**GIVEN TASK**
Find "Give me a plain-text" in the records that follow; print that line and each subsequent line through the last one, verbatim and with nothing added.

**Data entries**
##############################

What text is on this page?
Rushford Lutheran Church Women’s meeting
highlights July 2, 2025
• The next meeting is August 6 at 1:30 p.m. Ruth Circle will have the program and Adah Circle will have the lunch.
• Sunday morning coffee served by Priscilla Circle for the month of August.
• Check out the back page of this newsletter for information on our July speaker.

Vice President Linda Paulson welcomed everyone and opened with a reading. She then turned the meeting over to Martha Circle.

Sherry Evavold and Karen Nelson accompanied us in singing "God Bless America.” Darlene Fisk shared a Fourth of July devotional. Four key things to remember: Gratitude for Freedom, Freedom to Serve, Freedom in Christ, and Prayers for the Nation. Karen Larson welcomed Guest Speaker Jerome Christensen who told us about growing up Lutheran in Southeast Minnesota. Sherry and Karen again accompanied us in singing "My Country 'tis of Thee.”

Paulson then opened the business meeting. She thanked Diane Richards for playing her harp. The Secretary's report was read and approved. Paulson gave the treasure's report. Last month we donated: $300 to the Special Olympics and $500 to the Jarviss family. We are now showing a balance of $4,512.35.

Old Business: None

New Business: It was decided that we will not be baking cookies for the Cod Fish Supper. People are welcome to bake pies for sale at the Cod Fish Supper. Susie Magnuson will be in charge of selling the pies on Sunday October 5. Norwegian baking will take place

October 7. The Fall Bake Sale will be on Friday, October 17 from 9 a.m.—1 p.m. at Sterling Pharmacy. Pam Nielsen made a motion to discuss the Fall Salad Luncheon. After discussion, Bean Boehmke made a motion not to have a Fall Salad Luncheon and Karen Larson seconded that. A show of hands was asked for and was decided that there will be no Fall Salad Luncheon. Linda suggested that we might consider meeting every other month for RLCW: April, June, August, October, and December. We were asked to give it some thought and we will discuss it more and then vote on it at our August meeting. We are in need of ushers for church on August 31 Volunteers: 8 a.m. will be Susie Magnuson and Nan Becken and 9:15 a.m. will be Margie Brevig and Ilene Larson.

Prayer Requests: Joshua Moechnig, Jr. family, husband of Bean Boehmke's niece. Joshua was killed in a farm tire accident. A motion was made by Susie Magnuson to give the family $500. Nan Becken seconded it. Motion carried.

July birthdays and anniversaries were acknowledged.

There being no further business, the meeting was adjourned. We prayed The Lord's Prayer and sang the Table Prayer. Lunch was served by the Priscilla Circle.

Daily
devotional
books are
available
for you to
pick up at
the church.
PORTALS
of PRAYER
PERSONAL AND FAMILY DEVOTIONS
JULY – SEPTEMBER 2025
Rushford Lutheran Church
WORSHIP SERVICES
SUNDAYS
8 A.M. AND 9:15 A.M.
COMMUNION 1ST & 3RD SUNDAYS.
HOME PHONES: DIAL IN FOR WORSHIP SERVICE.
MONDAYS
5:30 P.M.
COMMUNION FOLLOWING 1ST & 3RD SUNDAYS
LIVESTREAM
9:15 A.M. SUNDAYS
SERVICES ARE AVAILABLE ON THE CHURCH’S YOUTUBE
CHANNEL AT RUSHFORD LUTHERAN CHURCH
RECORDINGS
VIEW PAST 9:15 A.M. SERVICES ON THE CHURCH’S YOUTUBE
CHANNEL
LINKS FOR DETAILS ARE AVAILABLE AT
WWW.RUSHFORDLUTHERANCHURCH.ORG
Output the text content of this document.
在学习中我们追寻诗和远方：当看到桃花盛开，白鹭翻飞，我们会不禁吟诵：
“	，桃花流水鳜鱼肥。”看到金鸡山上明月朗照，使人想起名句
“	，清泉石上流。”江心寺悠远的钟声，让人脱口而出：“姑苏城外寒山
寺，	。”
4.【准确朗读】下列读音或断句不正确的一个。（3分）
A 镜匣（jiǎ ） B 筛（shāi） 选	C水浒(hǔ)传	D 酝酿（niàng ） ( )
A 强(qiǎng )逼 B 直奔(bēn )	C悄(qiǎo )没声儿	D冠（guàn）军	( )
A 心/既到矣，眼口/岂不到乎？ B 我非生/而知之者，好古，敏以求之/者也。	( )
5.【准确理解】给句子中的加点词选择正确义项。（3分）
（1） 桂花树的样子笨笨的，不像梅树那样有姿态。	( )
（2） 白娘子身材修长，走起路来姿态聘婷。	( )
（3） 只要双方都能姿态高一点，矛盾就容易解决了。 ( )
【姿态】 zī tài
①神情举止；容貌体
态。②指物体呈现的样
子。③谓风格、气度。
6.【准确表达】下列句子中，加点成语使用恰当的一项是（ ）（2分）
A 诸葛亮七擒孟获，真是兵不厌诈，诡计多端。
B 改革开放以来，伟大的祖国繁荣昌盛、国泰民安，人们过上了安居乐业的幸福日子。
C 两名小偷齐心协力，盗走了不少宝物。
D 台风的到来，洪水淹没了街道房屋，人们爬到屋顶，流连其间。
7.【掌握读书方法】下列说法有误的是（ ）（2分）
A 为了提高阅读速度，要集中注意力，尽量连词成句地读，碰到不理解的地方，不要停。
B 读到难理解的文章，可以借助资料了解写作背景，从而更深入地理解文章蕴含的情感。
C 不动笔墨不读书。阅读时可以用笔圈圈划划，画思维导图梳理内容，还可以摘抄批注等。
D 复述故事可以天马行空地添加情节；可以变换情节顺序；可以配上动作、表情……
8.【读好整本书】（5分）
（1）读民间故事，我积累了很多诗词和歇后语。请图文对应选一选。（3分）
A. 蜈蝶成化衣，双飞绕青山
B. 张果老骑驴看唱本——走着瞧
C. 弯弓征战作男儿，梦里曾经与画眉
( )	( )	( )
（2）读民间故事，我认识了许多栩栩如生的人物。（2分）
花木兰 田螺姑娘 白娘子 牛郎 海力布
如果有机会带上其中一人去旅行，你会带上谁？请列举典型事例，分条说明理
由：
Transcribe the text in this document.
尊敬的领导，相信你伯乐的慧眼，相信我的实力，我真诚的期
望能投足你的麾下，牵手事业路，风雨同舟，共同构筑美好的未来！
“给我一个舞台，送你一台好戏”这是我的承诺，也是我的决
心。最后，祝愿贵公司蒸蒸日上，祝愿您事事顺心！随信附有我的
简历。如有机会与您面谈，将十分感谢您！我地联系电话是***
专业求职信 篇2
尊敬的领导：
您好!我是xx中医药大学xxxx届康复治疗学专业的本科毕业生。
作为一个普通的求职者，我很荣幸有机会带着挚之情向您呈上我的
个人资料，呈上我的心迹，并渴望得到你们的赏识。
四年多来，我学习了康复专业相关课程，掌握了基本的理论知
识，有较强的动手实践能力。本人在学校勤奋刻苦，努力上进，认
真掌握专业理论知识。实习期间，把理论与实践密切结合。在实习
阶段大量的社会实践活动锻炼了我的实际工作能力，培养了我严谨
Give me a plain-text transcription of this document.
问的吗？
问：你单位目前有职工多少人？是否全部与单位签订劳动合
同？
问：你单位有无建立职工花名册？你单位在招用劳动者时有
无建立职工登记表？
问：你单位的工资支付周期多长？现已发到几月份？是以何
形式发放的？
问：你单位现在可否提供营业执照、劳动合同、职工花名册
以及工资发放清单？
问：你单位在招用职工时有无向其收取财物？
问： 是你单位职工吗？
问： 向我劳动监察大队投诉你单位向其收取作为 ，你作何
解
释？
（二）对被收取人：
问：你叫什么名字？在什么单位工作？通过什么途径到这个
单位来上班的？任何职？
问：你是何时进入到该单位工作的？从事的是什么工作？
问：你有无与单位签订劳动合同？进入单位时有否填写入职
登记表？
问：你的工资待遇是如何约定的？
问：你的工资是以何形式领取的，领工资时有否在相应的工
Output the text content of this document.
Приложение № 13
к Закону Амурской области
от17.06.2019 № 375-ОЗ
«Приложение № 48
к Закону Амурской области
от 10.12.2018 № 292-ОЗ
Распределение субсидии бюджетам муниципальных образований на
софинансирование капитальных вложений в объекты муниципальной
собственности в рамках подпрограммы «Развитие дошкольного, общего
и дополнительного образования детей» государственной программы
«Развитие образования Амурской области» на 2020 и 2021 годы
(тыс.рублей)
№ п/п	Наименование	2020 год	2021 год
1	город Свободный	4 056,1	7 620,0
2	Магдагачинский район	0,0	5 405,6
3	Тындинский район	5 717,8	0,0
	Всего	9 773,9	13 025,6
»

##############################

**SOLVED PROBLEM**
Give me a plain-text transcription of this document.
问的吗？
问：你单位目前有职工多少人？是否全部与单位签订劳动合
同？
问：你单位有无建立职工花名册？你单位在招用劳动者时有
无建立职工登记表？
问：你单位的工资支付周期多长？现已发到几月份？是以何
形式发放的？
问：你单位现在可否提供营业执照、劳动合同、职工花名册
以及工资发放清单？
问：你单位在招用职工时有无向其收取财物？
问： 是你单位职工吗？
问： 向我劳动监察大队投诉你单位向其收取作为 ，你作何
解
释？
（二）对被收取人：
问：你叫什么名字？在什么单位工作？通过什么途径到这个
单位来上班的？任何职？
问：你是何时进入到该单位工作的？从事的是什么工作？
问：你有无与单位签订劳动合同？进入单位时有否填写入职
登记表？
问：你的工资待遇是如何约定的？
问：你的工资是以何形式领取的，领工资时有否在相应的工
Output the text content of this document.
Приложение № 13
к Закону Амурской области
от17.06.2019 № 375-ОЗ
«Приложение № 48
к Закону Амурской области
от 10.12.2018 № 292-ОЗ
Распределение субсидии бюджетам муниципальных образований на
софинансирование капитальных вложений в объекты муниципальной
собственности в рамках подпрограммы «Развитие дошкольного, общего
и дополнительного образования детей» государственной программы
«Развитие образования Амурской области» на 2020 и 2021 годы
(тыс.рублей)
№ п/п	Наименование	2020 год	2021 год
1	город Свободный	4 056,1	7 620,0
2	Магдагачинский район	0,0	5 405,6
3	Тындинский район	5 717,8	0,0
	Всего	9 773,9	13 025,6
»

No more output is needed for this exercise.